### Exercise task
Go through the records and extract every line with the word "name".

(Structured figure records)
*****
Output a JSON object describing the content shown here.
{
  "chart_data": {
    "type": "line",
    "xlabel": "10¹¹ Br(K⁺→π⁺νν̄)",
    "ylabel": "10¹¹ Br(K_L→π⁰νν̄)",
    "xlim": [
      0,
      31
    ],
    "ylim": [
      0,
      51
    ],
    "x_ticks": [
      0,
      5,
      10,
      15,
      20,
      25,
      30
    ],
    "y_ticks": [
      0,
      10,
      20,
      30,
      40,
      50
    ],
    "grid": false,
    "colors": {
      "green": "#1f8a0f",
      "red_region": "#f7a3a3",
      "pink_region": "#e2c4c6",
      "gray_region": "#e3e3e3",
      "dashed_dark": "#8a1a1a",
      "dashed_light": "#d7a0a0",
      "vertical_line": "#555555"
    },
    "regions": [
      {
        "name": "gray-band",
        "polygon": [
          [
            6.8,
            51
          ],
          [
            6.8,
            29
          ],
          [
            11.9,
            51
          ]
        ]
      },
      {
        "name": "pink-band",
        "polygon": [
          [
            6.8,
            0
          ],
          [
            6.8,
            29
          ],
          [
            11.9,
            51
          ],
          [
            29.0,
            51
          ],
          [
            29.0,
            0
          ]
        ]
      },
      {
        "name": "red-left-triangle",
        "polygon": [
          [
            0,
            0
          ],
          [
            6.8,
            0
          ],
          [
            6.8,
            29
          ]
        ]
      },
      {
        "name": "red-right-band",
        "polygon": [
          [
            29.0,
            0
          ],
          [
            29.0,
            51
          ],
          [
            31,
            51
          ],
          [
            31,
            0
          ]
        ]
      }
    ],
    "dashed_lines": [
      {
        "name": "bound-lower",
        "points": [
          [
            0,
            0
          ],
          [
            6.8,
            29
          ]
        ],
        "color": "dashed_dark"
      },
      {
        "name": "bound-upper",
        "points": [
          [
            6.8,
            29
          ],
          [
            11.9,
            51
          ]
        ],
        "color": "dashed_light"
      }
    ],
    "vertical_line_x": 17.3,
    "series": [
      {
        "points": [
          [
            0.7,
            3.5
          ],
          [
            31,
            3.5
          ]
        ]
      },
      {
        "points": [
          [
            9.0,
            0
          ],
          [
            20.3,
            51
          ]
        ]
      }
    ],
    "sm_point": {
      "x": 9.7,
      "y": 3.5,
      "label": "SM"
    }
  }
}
*****
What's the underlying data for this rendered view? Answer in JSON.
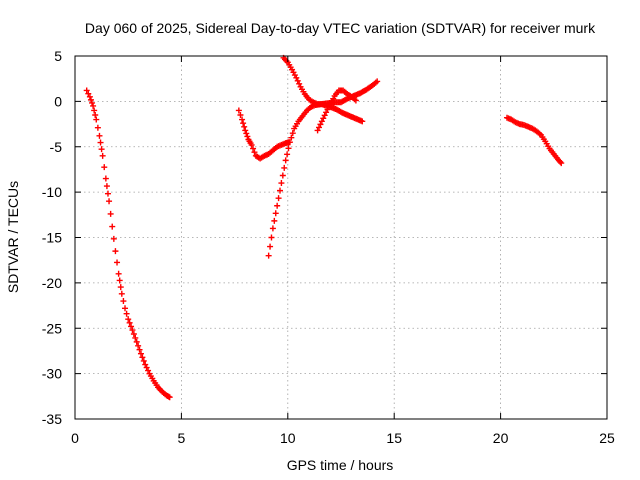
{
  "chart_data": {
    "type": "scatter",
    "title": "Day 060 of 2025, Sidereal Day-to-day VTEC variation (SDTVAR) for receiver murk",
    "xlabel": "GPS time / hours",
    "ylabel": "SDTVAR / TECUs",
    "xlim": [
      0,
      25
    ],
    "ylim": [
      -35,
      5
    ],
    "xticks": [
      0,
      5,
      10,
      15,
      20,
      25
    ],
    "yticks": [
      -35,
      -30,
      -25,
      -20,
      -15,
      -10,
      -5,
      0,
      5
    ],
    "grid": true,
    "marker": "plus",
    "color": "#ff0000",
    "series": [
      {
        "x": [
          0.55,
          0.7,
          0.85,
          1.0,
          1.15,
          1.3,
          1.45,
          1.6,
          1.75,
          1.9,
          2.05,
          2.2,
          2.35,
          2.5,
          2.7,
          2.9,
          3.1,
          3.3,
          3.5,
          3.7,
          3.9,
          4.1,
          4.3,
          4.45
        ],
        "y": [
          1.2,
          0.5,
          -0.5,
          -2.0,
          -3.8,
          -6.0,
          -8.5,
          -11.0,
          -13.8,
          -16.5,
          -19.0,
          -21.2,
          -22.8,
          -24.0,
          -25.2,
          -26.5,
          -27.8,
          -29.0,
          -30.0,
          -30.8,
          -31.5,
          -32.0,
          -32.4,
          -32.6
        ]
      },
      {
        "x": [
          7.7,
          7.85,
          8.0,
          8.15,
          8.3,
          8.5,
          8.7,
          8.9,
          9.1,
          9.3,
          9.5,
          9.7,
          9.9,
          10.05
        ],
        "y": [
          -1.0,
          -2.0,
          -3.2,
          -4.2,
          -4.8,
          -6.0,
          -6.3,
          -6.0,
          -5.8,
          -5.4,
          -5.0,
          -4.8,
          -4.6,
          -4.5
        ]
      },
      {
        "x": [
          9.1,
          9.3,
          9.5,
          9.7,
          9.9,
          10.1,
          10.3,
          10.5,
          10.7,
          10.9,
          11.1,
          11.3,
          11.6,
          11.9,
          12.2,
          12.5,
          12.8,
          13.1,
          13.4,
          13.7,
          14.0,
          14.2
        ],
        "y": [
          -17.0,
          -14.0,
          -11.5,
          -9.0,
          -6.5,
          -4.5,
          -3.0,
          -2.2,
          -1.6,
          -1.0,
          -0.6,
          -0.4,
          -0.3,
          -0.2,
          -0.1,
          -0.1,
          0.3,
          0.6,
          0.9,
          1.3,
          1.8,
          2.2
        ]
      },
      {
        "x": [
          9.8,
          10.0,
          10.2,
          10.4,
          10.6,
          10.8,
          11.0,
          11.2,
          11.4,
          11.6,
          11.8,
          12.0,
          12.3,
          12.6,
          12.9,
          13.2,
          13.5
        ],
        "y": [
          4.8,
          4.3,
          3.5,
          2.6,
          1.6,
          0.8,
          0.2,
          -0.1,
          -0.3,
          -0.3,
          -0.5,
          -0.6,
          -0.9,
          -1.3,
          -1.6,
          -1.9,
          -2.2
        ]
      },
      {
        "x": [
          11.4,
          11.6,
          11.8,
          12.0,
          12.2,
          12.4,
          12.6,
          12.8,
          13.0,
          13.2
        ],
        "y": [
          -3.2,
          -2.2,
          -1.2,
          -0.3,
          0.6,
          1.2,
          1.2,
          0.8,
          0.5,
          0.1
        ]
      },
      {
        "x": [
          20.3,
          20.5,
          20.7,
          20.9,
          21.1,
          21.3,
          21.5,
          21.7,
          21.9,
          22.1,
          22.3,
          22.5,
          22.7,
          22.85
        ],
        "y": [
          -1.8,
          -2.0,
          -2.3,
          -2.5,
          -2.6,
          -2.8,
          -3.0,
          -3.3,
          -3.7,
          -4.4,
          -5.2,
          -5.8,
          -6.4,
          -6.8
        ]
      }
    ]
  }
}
*****
### Exercise output
        "name": "gray-band",
        "name": "pink-band",
        "name": "red-left-triangle",
        "name": "red-right-band",
        "name": "bound-lower",
        "name": "bound-upper",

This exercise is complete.